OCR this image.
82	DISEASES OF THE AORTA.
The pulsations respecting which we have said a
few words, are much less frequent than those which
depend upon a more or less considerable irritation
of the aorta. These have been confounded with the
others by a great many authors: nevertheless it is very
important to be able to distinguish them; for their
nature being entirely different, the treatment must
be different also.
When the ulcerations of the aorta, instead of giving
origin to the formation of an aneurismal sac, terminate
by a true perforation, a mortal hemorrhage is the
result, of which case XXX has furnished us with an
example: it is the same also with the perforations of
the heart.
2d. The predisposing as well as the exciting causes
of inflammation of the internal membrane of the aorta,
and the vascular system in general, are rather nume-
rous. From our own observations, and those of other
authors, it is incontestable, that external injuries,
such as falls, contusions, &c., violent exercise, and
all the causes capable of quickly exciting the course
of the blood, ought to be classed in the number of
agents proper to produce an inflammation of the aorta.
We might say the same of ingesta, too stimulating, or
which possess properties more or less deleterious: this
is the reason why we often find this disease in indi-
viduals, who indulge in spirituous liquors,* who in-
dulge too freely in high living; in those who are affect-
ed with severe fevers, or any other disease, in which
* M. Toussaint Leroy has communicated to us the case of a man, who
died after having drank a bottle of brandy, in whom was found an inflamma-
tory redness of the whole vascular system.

+++

> Written instruction:
From the entries above, extract each line containing "this".

> Written response:
OCR this image.
which possess properties more or less deleterious: this
is the reason why we often find this disease in indi-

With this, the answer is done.